Data excerpts:
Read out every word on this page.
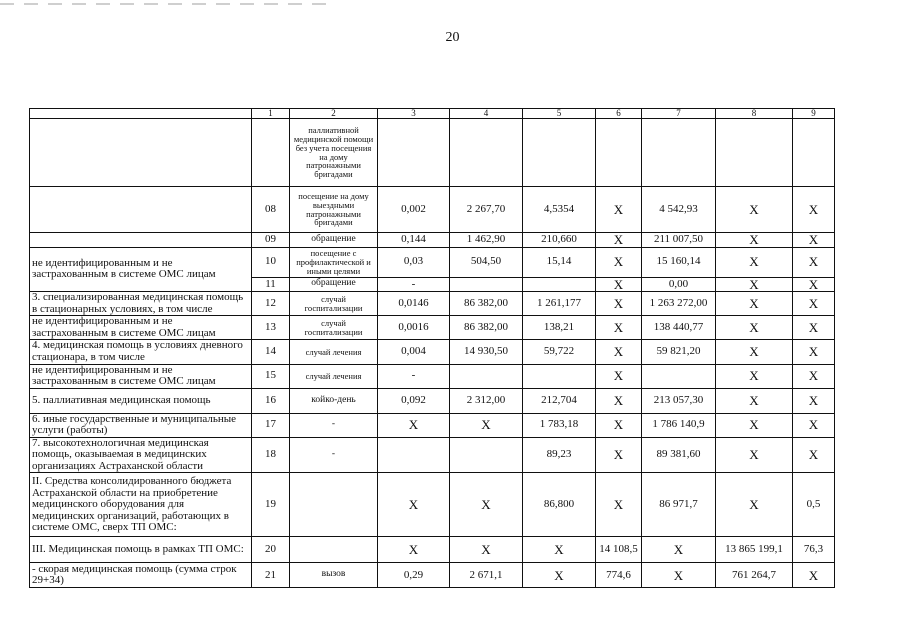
20
	1	2	3	4	5	6	7	8	9
		паллиативной медицинской помощи без учета посещения на дому патронажными бригадами							
	08	посещение на дому выездными патронажными бригадами	0,002	2 267,70	4,5354	X	4 542,93	X	X
	09	обращение	0,144	1 462,90	210,660	X	211 007,50	X	X
не идентифицированным и не застрахованным в системе ОМС лицам	10	посещение с профилактической и иными целями	0,03	504,50	15,14	X	15 160,14	X	X
	11	обращение	-			X	0,00	X	X
3. специализированная медицинская помощь в стационарных условиях, в том числе	12	случай госпитализации	0,0146	86 382,00	1 261,177	X	1 263 272,00	X	X
не идентифицированным и не застрахованным в системе ОМС лицам	13	случай госпитализации	0,0016	86 382,00	138,21	X	138 440,77	X	X
4. медицинская помощь в условиях дневного стационара, в том числе	14	случай лечения	0,004	14 930,50	59,722	X	59 821,20	X	X
не идентифицированным и не застрахованным в системе ОМС лицам	15	случай лечения	-			X		X	X
5. паллиативная медицинская помощь	16	койко-день	0,092	2 312,00	212,704	X	213 057,30	X	X
6. иные государственные и муниципальные услуги (работы)	17	-	X	X	1 783,18	X	1 786 140,9	X	X
7. высокотехнологичная медицинская помощь, оказываемая в медицинских организациях Астраханской области	18	-			89,23	X	89 381,60	X	X
II. Средства консолидированного бюджета Астраханской области на приобретение медицинского оборудования для медицинских организаций, работающих в системе ОМС, сверх ТП ОМС:	19		X	X	86,800	X	86 971,7	X	0,5
III. Медицинская помощь в рамках ТП ОМС:	20		X	X	X	14 108,5	X	13 865 199,1	76,3
- скорая медицинская помощь (сумма строк 29+34)	21	вызов	0,29	2 671,1	X	774,6	X	761 264,7	X
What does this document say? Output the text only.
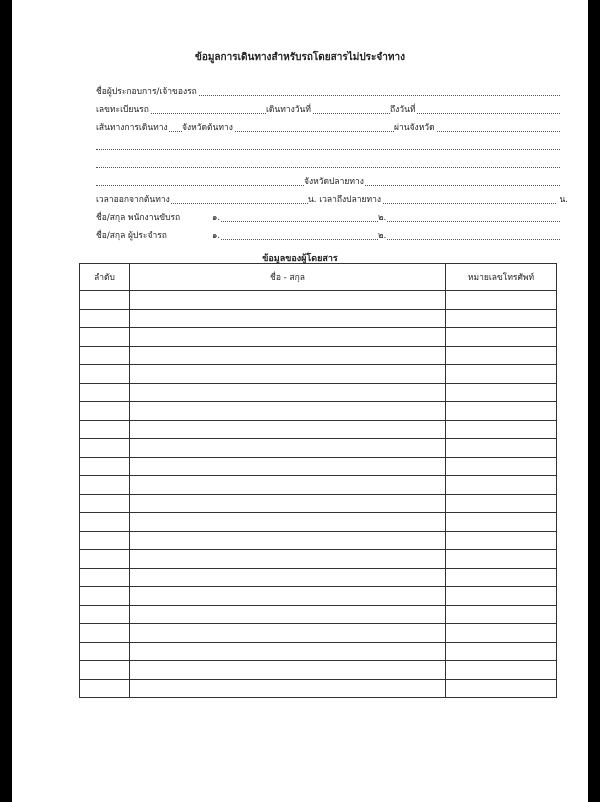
ข้อมูลการเดินทางสำหรับรถโดยสารไม่ประจำทาง
ชื่อผู้ประกอบการ/เจ้าของรถ
เลขทะเบียนรถ	เดินทางวันที่	ถึงวันที่
เส้นทางการเดินทาง จังหวัดต้นทาง	ผ่านจังหวัด
จังหวัดปลายทาง
เวลาออกจากต้นทาง	น. เวลาถึงปลายทาง	น.
ชื่อ/สกุล พนักงานขับรถ	๑.	๒.
ชื่อ/สกุล ผู้ประจำรถ	๑.	๒.
ข้อมูลของผู้โดยสาร
ลำดับ	ชื่อ - สกุล	หมายเลขโทรศัพท์
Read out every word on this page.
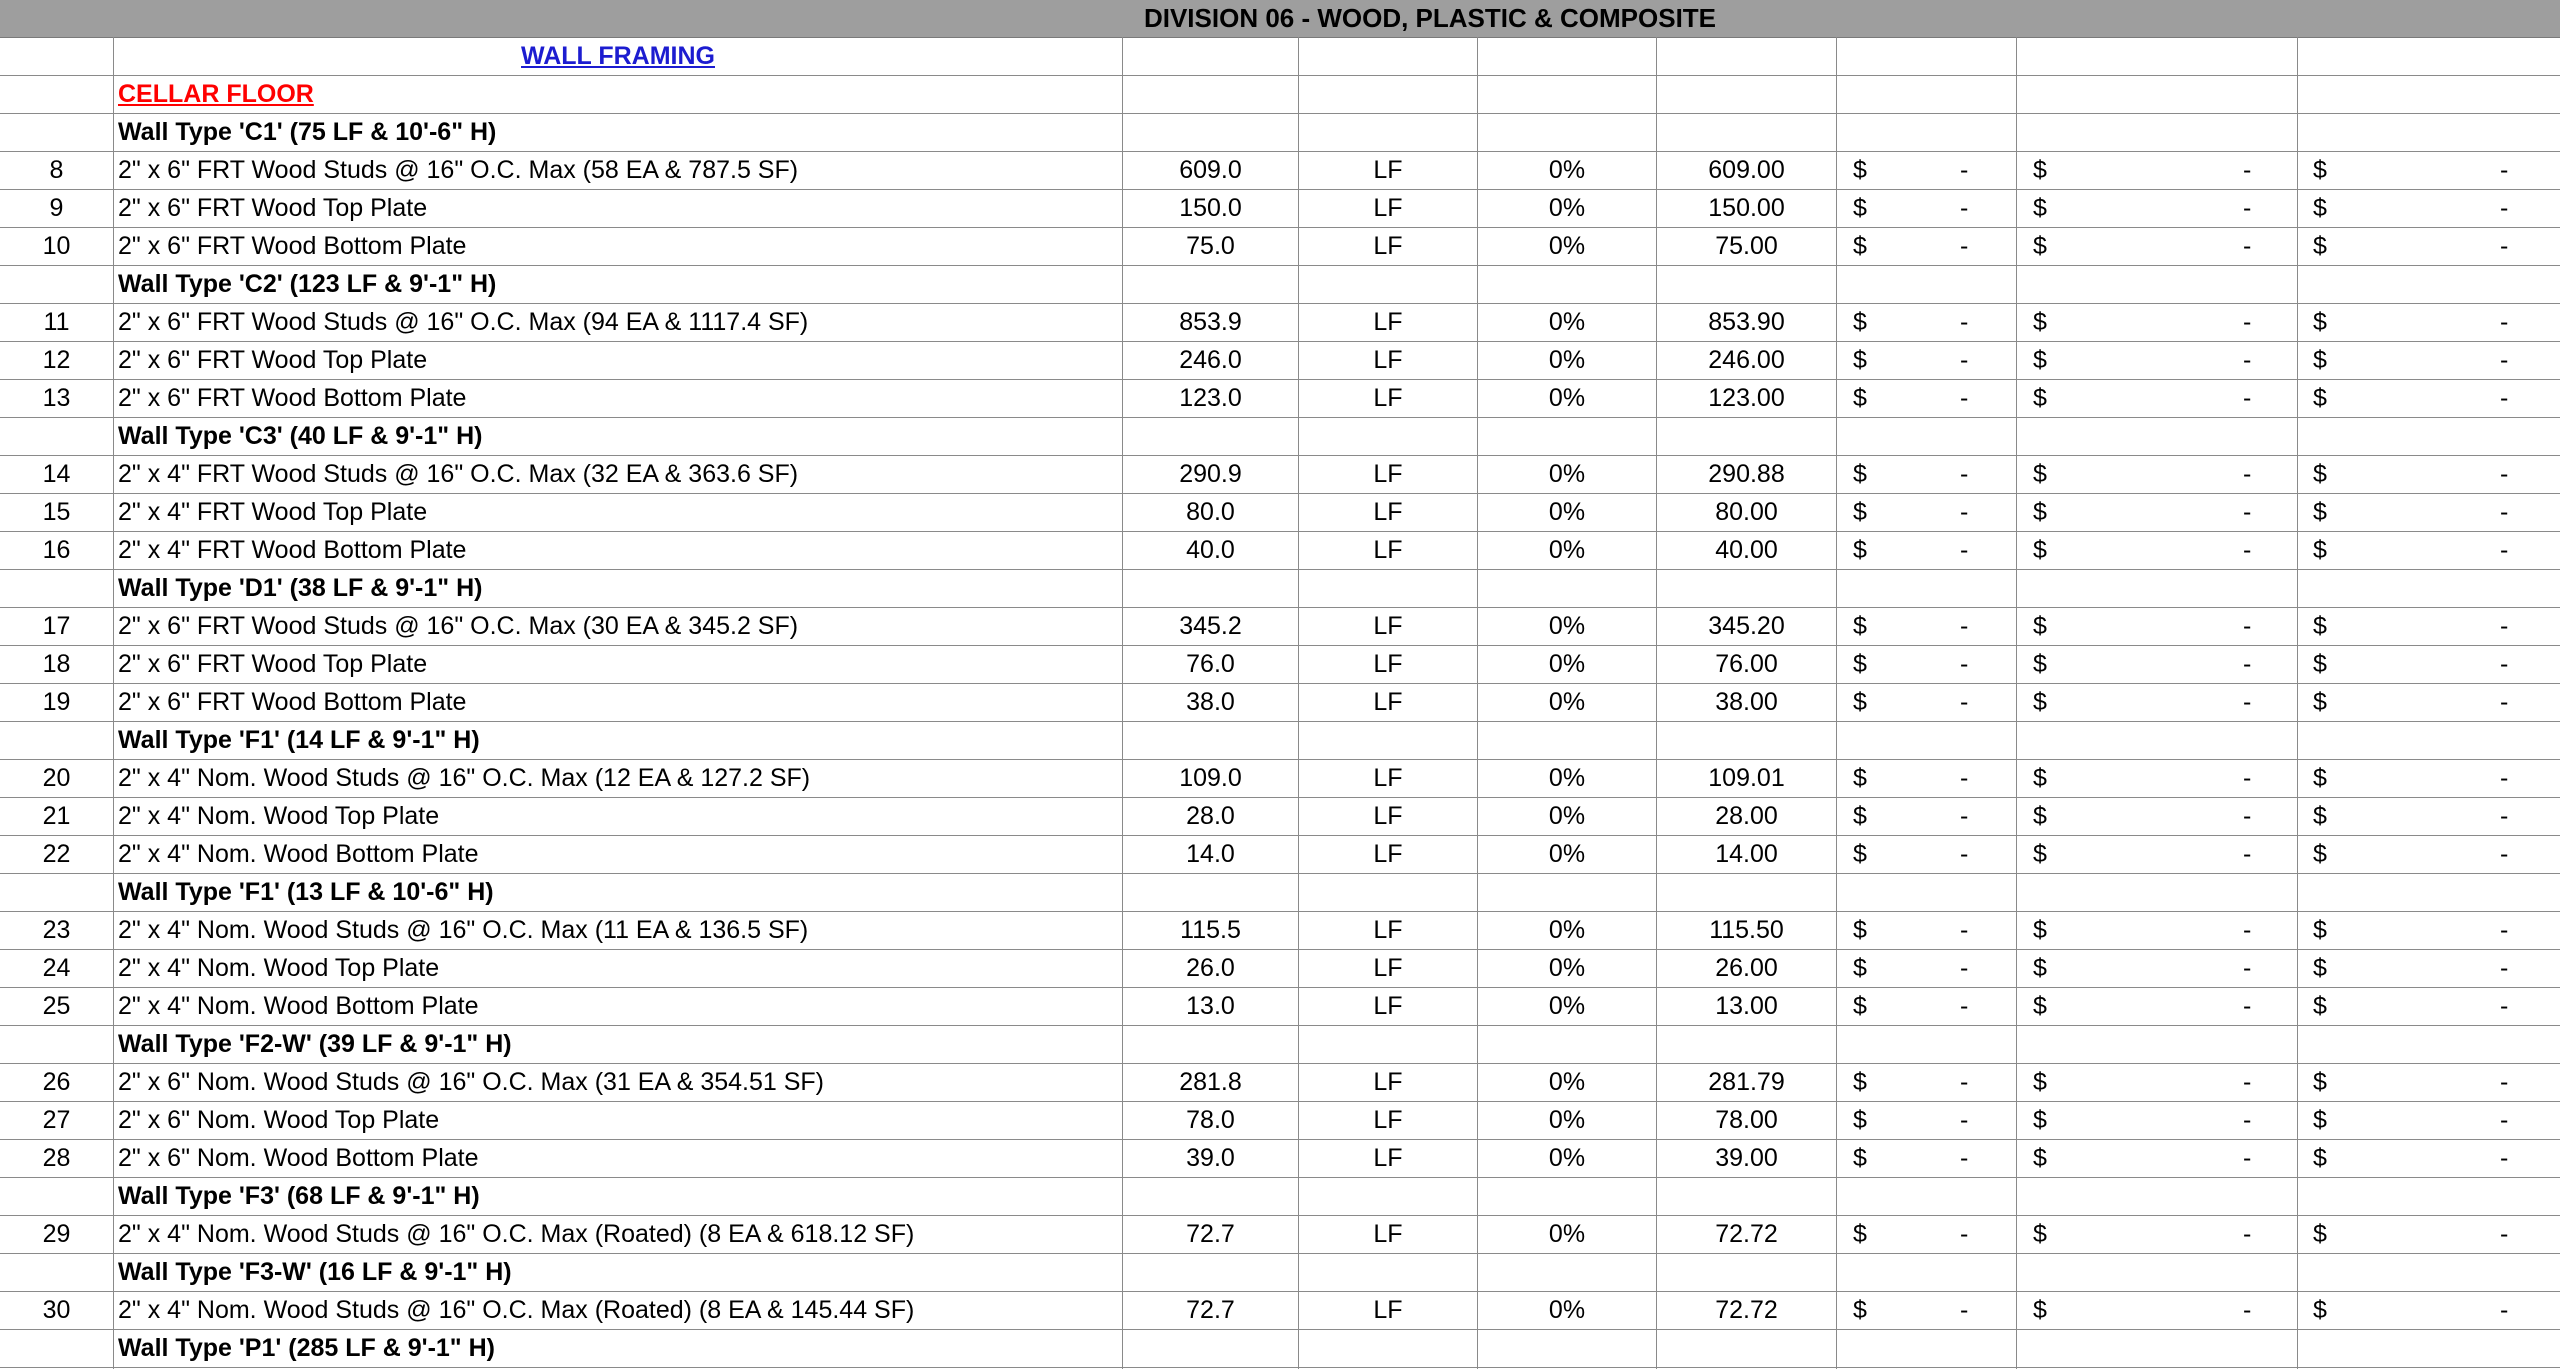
DIVISION 06 - WOOD, PLASTIC & COMPOSITE
WALL FRAMING
CELLAR FLOOR
Wall Type 'C1' (75 LF & 10'-6" H)
8	2" x 6" FRT Wood Studs @ 16" O.C. Max (58 EA & 787.5 SF)	609.0	LF	0%	609.00	$	-	$	-	$	-
9	2" x 6" FRT Wood Top Plate	150.0	LF	0%	150.00	$	-	$	-	$	-
10	2" x 6" FRT Wood Bottom Plate	75.0	LF	0%	75.00	$	-	$	-	$	-
Wall Type 'C2' (123 LF & 9'-1" H)
11	2" x 6" FRT Wood Studs @ 16" O.C. Max (94 EA & 1117.4 SF)	853.9	LF	0%	853.90	$	-	$	-	$	-
12	2" x 6" FRT Wood Top Plate	246.0	LF	0%	246.00	$	-	$	-	$	-
13	2" x 6" FRT Wood Bottom Plate	123.0	LF	0%	123.00	$	-	$	-	$	-
Wall Type 'C3' (40 LF & 9'-1" H)
14	2" x 4" FRT Wood Studs @ 16" O.C. Max (32 EA & 363.6 SF)	290.9	LF	0%	290.88	$	-	$	-	$	-
15	2" x 4" FRT Wood Top Plate	80.0	LF	0%	80.00	$	-	$	-	$	-
16	2" x 4" FRT Wood Bottom Plate	40.0	LF	0%	40.00	$	-	$	-	$	-
Wall Type 'D1' (38 LF & 9'-1" H)
17	2" x 6" FRT Wood Studs @ 16" O.C. Max (30 EA & 345.2 SF)	345.2	LF	0%	345.20	$	-	$	-	$	-
18	2" x 6" FRT Wood Top Plate	76.0	LF	0%	76.00	$	-	$	-	$	-
19	2" x 6" FRT Wood Bottom Plate	38.0	LF	0%	38.00	$	-	$	-	$	-
Wall Type 'F1' (14 LF & 9'-1" H)
20	2" x 4" Nom. Wood Studs @ 16" O.C. Max (12 EA & 127.2 SF)	109.0	LF	0%	109.01	$	-	$	-	$	-
21	2" x 4" Nom. Wood Top Plate	28.0	LF	0%	28.00	$	-	$	-	$	-
22	2" x 4" Nom. Wood Bottom Plate	14.0	LF	0%	14.00	$	-	$	-	$	-
Wall Type 'F1' (13 LF & 10'-6" H)
23	2" x 4" Nom. Wood Studs @ 16" O.C. Max (11 EA & 136.5 SF)	115.5	LF	0%	115.50	$	-	$	-	$	-
24	2" x 4" Nom. Wood Top Plate	26.0	LF	0%	26.00	$	-	$	-	$	-
25	2" x 4" Nom. Wood Bottom Plate	13.0	LF	0%	13.00	$	-	$	-	$	-
Wall Type 'F2-W' (39 LF & 9'-1" H)
26	2" x 6" Nom. Wood Studs @ 16" O.C. Max (31 EA & 354.51 SF)	281.8	LF	0%	281.79	$	-	$	-	$	-
27	2" x 6" Nom. Wood Top Plate	78.0	LF	0%	78.00	$	-	$	-	$	-
28	2" x 6" Nom. Wood Bottom Plate	39.0	LF	0%	39.00	$	-	$	-	$	-
Wall Type 'F3' (68 LF & 9'-1" H)
29	2" x 4" Nom. Wood Studs @ 16" O.C. Max (Roated) (8 EA & 618.12 SF)	72.7	LF	0%	72.72	$	-	$	-	$	-
Wall Type 'F3-W' (16 LF & 9'-1" H)
30	2" x 4" Nom. Wood Studs @ 16" O.C. Max (Roated) (8 EA & 145.44 SF)	72.7	LF	0%	72.72	$	-	$	-	$	-
Wall Type 'P1' (285 LF & 9'-1" H)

### Brief
Find how many lines in the listing contain the word "лечения" and give that count alone.

### Solved exercise
2